Request 1
Answer these from the SubprocVectorEnv thread:
(a) Which GPU does the headless machine have?
(b) Which Python version appears in the environment paths of the traceback?
(c) What class does the lambda in peft/evaluate.py construct?
Request 2
Please rename "interactable" to "clickable" in the records, starting at the line containing "digit-segment — [228, 296, 300, 318]" and ending at the line containing "digit-segment — [836, 392, 858, 444]". Return only those lines, with everything else left unchanged.

Provided text
· · ·
Question regarding SubprocVectorEnv failure

liuzuxin commented 1 year ago

Hi, when I try to use the evaluation script on a headless machine (cloud server) with A10G GPU, I occasionally come across the following error:

Process Process-1:
Traceback (most recent call last):
  File "/home/ubuntu/anaconda3/envs/libero/lib/python3.8/multiprocessing/process.py", line 315, in _bootstrap
    self.run()
  File "/home/ubuntu/anaconda3/envs/libero/lib/python3.8/multiprocessing/process.py", line 108, in run
    self._target(*self._args, **self._kwargs)
  File "/home/ubuntu/1_repo/LIBERO/libero/libero/envs/venv.py", line 222, in _worker
    env = env_fn_wrapper.data()
  File "peft/evaluate.py", line 35, in <lambda>
    [lambda: OffScreenRenderEnv(**env_args) for _ in range(env_num)])
  File "/home/ubuntu/1_repo/LIBERO/libero/libero/envs/env_wrapper.py", line 161, in __init__
    super().__init__(**kwargs)
· · ·
Material shown
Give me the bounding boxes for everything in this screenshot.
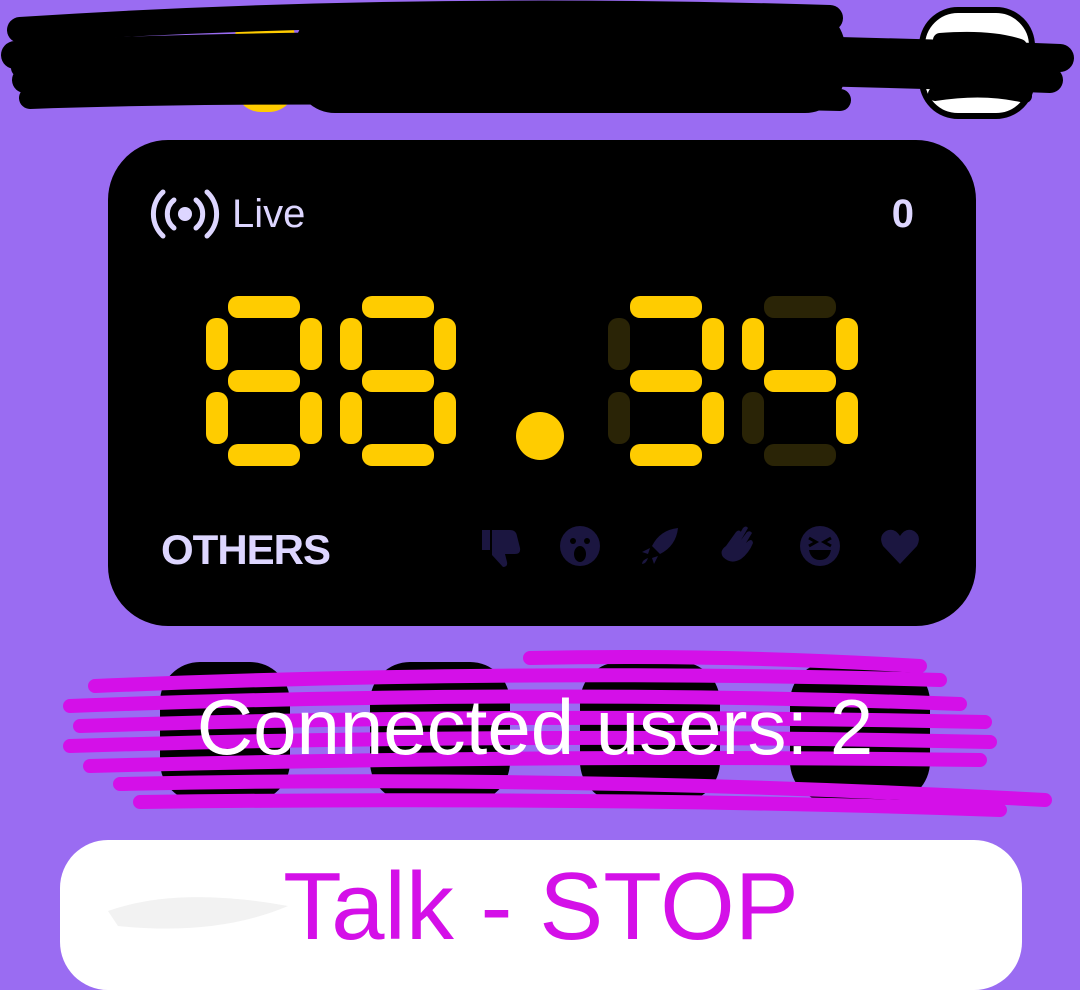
digit-segment — [228, 296, 300, 318]
surprised-face-icon[interactable] — [558, 522, 602, 570]
digit-segment — [362, 296, 434, 318]
digit-segment — [206, 392, 228, 444]
decimal-point — [516, 412, 564, 460]
redacted-header — [0, 0, 1080, 140]
digit-segment — [608, 392, 630, 444]
digit-segment — [742, 392, 764, 444]
listener-count: 0 — [891, 192, 914, 236]
live-indicator: Live — [148, 188, 305, 240]
digit-segment — [742, 318, 764, 370]
digit-segment — [764, 296, 836, 318]
digit-segment — [608, 318, 630, 370]
digit-segment — [362, 444, 434, 466]
digit-segment — [300, 318, 322, 370]
talk-button-label: Talk - STOP — [283, 853, 799, 960]
talk-stop-button[interactable]: Talk - STOP — [60, 840, 1022, 990]
digit-segment — [434, 392, 456, 444]
digit-segment — [702, 318, 724, 370]
category-label: OTHERS — [161, 526, 331, 573]
digit-segment — [836, 318, 858, 370]
digit-segment — [630, 370, 702, 392]
connected-users-label: Connected users: 2 — [196, 683, 874, 771]
thumbs-down-icon[interactable] — [478, 522, 522, 570]
digit-segment — [702, 392, 724, 444]
digit-segment — [836, 392, 858, 444]
digit-segment — [764, 370, 836, 392]
digit-segment — [300, 392, 322, 444]
reaction-bar — [478, 522, 922, 570]
laughing-face-icon[interactable] — [798, 522, 842, 570]
digit-segment — [340, 392, 362, 444]
digit-segment — [434, 318, 456, 370]
clapping-hands-icon[interactable] — [718, 522, 762, 570]
score-display: Live 0 OTHERS — [108, 140, 976, 626]
digit-segment — [362, 370, 434, 392]
live-label: Live — [232, 192, 306, 236]
digit-segment — [340, 318, 362, 370]
digit-segment — [764, 444, 836, 466]
seven-segment-digits — [206, 296, 858, 466]
digit-segment — [630, 296, 702, 318]
digit-segment — [228, 444, 300, 466]
digit-segment — [630, 444, 702, 466]
rocket-icon[interactable] — [638, 522, 682, 570]
heart-icon[interactable] — [878, 522, 922, 570]
digit-segment — [228, 370, 300, 392]
digit-segment — [206, 318, 228, 370]
broadcast-icon — [150, 189, 220, 239]
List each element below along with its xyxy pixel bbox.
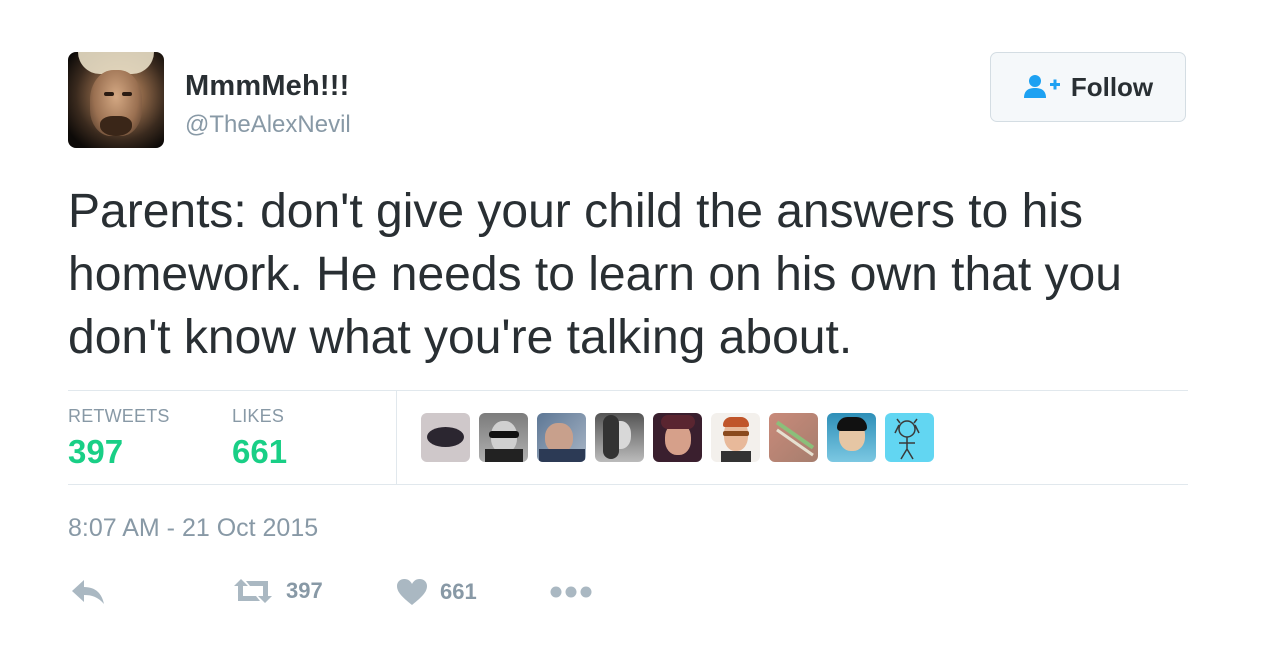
more-button[interactable] — [550, 585, 592, 599]
reply-button[interactable] — [70, 578, 106, 606]
liker-avatar[interactable] — [653, 413, 702, 462]
retweets-label: RETWEETS — [68, 406, 170, 426]
avatar-beard — [100, 116, 132, 136]
like-count: 661 — [440, 579, 477, 604]
reply-icon — [72, 580, 104, 604]
liker-avatar[interactable] — [711, 413, 760, 462]
likes-stat[interactable]: LIKES 661 — [232, 406, 287, 471]
retweet-icon — [234, 579, 272, 603]
liker-avatars — [421, 413, 943, 462]
avatar-eye — [104, 92, 114, 96]
tweet-timestamp[interactable]: 8:07 AM - 21 Oct 2015 — [68, 514, 318, 543]
avatar-eye — [122, 92, 132, 96]
author-name[interactable]: MmmMeh!!! — [185, 70, 350, 103]
follow-button[interactable]: Follow — [990, 52, 1186, 122]
liker-avatar[interactable] — [537, 413, 586, 462]
likes-label: LIKES — [232, 406, 285, 426]
retweets-stat[interactable]: RETWEETS 397 — [68, 406, 170, 471]
follow-label: Follow — [1070, 71, 1154, 102]
liker-avatar[interactable] — [421, 413, 470, 462]
likes-count: 661 — [232, 433, 288, 470]
liker-avatar[interactable] — [479, 413, 528, 462]
divider — [68, 484, 1188, 485]
liker-avatar[interactable] — [769, 413, 818, 462]
author-handle[interactable]: @TheAlexNevil — [185, 111, 351, 139]
heart-icon — [397, 579, 427, 605]
divider-vertical — [396, 391, 397, 484]
liker-avatar[interactable] — [827, 413, 876, 462]
tweet-text: Parents: don't give your child the answe… — [68, 185, 1122, 364]
divider — [68, 390, 1188, 391]
author-avatar[interactable] — [68, 52, 164, 148]
more-icon — [550, 586, 592, 598]
retweet-button[interactable]: 397 — [232, 578, 323, 604]
like-button[interactable]: 661 — [396, 578, 477, 606]
liker-avatar[interactable] — [595, 413, 644, 462]
retweets-count: 397 — [68, 433, 124, 470]
retweet-count: 397 — [286, 578, 323, 603]
liker-avatar[interactable] — [885, 413, 934, 462]
person-add-icon — [1023, 75, 1060, 98]
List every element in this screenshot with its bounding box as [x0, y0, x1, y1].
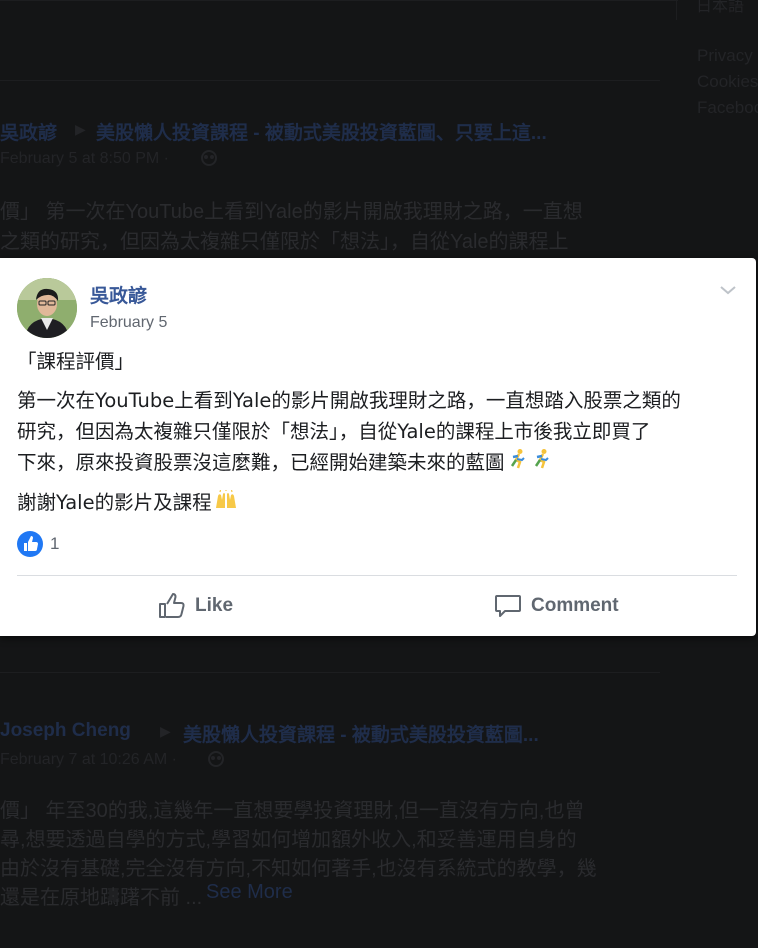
post-body-text: 下來，原來投資股票沒這麼難，已經開始建築未來的藍圖	[17, 451, 505, 474]
background-post2-meta: February 7 at 10:26 AM ·	[0, 751, 177, 768]
background-post1-group: 美股懶人投資課程 - 被動式美股投資藍圖、只要上這...	[96, 123, 547, 144]
post-title-line: 「課程評價」	[17, 350, 135, 373]
background-post1-line: 之類的研究，但因為太複雜只僅限於「想法」，自從Yale的課程上	[0, 231, 569, 253]
language-link: 日本語	[696, 0, 745, 15]
post-body-line: 下來，原來投資股票沒這麼難，已經開始建築未來的藍圖	[17, 447, 743, 479]
post-thanks-text: 謝謝Yale的影片及課程	[17, 491, 212, 514]
post-thanks-line: 謝謝Yale的影片及課程	[17, 487, 743, 519]
raised-hands-emoji	[214, 488, 238, 519]
post-card: 吳政諺 February 5 「課程評價」 第一次在YouTube上看到Yale…	[0, 258, 756, 636]
triangle-icon: ▶	[75, 121, 86, 137]
runner-emoji	[507, 448, 529, 479]
background-divider	[676, 0, 677, 20]
background-post1-meta: February 5 at 8:50 PM ·	[0, 150, 169, 167]
background-post1-author: 吳政諺	[0, 123, 58, 144]
footer-link-facebook: Facebook	[697, 98, 758, 117]
background-divider	[0, 672, 660, 673]
post-body: 「課程評價」 第一次在YouTube上看到Yale的影片開啟我理財之路，一直想踏…	[17, 346, 743, 519]
like-button[interactable]: Like	[157, 586, 233, 626]
comment-button-label: Comment	[531, 595, 619, 616]
runner-emoji	[531, 448, 553, 479]
triangle-icon: ▶	[160, 723, 171, 739]
post-author-name[interactable]: 吳政諺	[90, 281, 147, 308]
background-post2-line: 還是在原地躊躇不前 ...	[0, 887, 203, 909]
like-button-label: Like	[195, 595, 234, 616]
background-post2-line: 尋,想要透過自學的方式,學習如何增加額外收入,和妥善運用自身的	[0, 829, 577, 851]
chevron-down-icon[interactable]	[716, 280, 740, 300]
background-divider	[0, 0, 678, 1]
globe-icon	[207, 750, 225, 768]
background-post2-group: 美股懶人投資課程 - 被動式美股投資藍圖...	[183, 725, 539, 746]
globe-icon	[200, 149, 218, 167]
actions-divider	[17, 575, 737, 576]
footer-link-privacy: Privacy	[697, 46, 753, 65]
background-post1-line: 價」 第一次在YouTube上看到Yale的影片開啟我理財之路，一直想	[0, 201, 583, 223]
footer-link-cookies: Cookies	[697, 72, 758, 91]
post-body-line: 第一次在YouTube上看到Yale的影片開啟我理財之路，一直想踏入股票之類的	[17, 389, 681, 412]
background-post2-line: 價」 年至30的我,這幾年一直想要學投資理財,但一直沒有方向,也曾	[0, 800, 585, 822]
thumbs-up-icon	[159, 593, 185, 618]
reaction-count[interactable]: 1	[50, 534, 59, 554]
background-divider	[0, 80, 660, 81]
post-timestamp[interactable]: February 5	[90, 314, 167, 332]
avatar[interactable]	[17, 278, 77, 338]
background-post2-line: 由於沒有基礎,完全沒有方向,不知如何著手,也沒有系統式的教學，幾	[0, 858, 597, 880]
background-post2-author: Joseph Cheng	[0, 720, 131, 741]
comment-button[interactable]: Comment	[493, 586, 619, 626]
like-reaction-icon[interactable]	[17, 531, 43, 557]
post-body-line: 研究，但因為太複雜只僅限於「想法」，自從Yale的課程上市後我立即買了	[17, 420, 651, 443]
comment-icon	[495, 595, 521, 617]
background-see-more-link: See More	[206, 881, 293, 903]
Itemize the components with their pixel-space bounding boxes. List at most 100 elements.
· · ·
Complete response 1
(a) A10G
(b) Python 3.8
(c) OffScreenRenderEnv

Complete response 2
digit-segment — [228, 296, 300, 318]
surprised-face-icon[clickable] — [558, 522, 602, 570]
digit-segment — [362, 296, 434, 318]
digit-segment — [206, 392, 228, 444]
decimal-point — [516, 412, 564, 460]
redacted-header — [0, 0, 1080, 140]
digit-segment — [608, 392, 630, 444]
digit-segment — [742, 392, 764, 444]
listener-count: 0 — [891, 192, 914, 236]
live-indicator: Live — [148, 188, 305, 240]
digit-segment — [742, 318, 764, 370]
digit-segment — [764, 296, 836, 318]
digit-segment — [608, 318, 630, 370]
digit-segment — [362, 444, 434, 466]
digit-segment — [300, 318, 322, 370]
talk-button-label: Talk - STOP — [283, 853, 799, 960]
talk-stop-button[clickable]: Talk - STOP — [60, 840, 1022, 990]
digit-segment — [434, 392, 456, 444]
digit-segment — [702, 318, 724, 370]
category-label: OTHERS — [161, 526, 331, 573]
digit-segment — [836, 318, 858, 370]
digit-segment — [630, 370, 702, 392]
connected-users-label: Connected users: 2 — [196, 683, 874, 771]
thumbs-down-icon[clickable] — [478, 522, 522, 570]
digit-segment — [702, 392, 724, 444]
digit-segment — [836, 392, 858, 444]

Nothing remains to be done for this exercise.